Copy out all of the data below with no alterations.
*** Items ***
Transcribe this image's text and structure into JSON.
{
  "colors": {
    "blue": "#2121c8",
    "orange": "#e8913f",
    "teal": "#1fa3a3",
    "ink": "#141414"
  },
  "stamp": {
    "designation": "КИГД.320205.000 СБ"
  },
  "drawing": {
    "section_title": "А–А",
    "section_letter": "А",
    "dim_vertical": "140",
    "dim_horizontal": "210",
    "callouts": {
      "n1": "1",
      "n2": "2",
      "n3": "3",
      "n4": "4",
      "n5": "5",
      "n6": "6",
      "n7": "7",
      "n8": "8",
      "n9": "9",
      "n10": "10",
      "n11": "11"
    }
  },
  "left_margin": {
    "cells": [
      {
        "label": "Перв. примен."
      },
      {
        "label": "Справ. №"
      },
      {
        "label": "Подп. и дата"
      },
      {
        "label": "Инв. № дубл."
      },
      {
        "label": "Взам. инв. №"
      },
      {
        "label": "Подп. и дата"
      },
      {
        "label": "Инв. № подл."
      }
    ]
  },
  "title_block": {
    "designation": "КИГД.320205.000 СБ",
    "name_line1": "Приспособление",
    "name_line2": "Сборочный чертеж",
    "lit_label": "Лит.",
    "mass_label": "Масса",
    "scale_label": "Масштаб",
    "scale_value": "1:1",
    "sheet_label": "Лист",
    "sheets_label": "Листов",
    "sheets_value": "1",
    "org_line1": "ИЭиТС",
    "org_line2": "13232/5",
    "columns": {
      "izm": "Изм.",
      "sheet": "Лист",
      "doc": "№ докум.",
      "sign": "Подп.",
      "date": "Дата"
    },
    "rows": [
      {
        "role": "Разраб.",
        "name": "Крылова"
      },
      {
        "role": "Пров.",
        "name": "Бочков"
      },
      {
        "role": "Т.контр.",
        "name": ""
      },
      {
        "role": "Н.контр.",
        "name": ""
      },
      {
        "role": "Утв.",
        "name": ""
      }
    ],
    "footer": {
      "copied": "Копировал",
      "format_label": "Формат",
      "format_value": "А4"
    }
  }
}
***
_Worked solution_.
Transcribe this image's text and structure into JSON.
{
  "colors": {
    "blue": "#2121c8",
    "orange": "#e8913f",
    "teal": "#1fa3a3",
    "ink": "#141414"
  },
  "stamp": {
    "designation": "КИГД.320205.000 СБ"
  },
  "drawing": {
    "section_title": "А–А",
    "section_letter": "А",
    "dim_vertical": "140",
    "dim_horizontal": "210",
    "callouts": {
      "n1": "1",
      "n2": "2",
      "n3": "3",
      "n4": "4",
      "n5": "5",
      "n6": "6",
      "n7": "7",
      "n8": "8",
      "n9": "9",
      "n10": "10",
      "n11": "11"
    }
  },
  "left_margin": {
    "cells": [
      {
        "label": "Перв. примен."
      },
      {
        "label": "Справ. №"
      },
      {
        "label": "Подп. и дата"
      },
      {
        "label": "Инв. № дубл."
      },
      {
        "label": "Взам. инв. №"
      },
      {
        "label": "Подп. и дата"
      },
      {
        "label": "Инв. № подл."
      }
    ]
  },
  "title_block": {
    "designation": "КИГД.320205.000 СБ",
    "name_line1": "Приспособление",
    "name_line2": "Сборочный чертеж",
    "lit_label": "Лит.",
    "mass_label": "Масса",
    "scale_label": "Масштаб",
    "scale_value": "1:1",
    "sheet_label": "Лист",
    "sheets_label": "Листов",
    "sheets_value": "1",
    "org_line1": "ИЭиТС",
    "org_line2": "13232/5",
    "columns": {
      "izm": "Изм.",
      "sheet": "Лист",
      "doc": "№ докум.",
      "sign": "Подп.",
      "date": "Дата"
    },
    "rows": [
      {
        "role": "Разраб.",
        "name": "Крылова"
      },
      {
        "role": "Пров.",
        "name": "Бочков"
      },
      {
        "role": "Т.контр.",
        "name": ""
      },
      {
        "role": "Н.контр.",
        "name": ""
      },
      {
        "role": "Утв.",
        "name": ""
      }
    ],
    "footer": {
      "copied": "Копировал",
      "format_label": "Формат",
      "format_value": "А4"
    }
  }
}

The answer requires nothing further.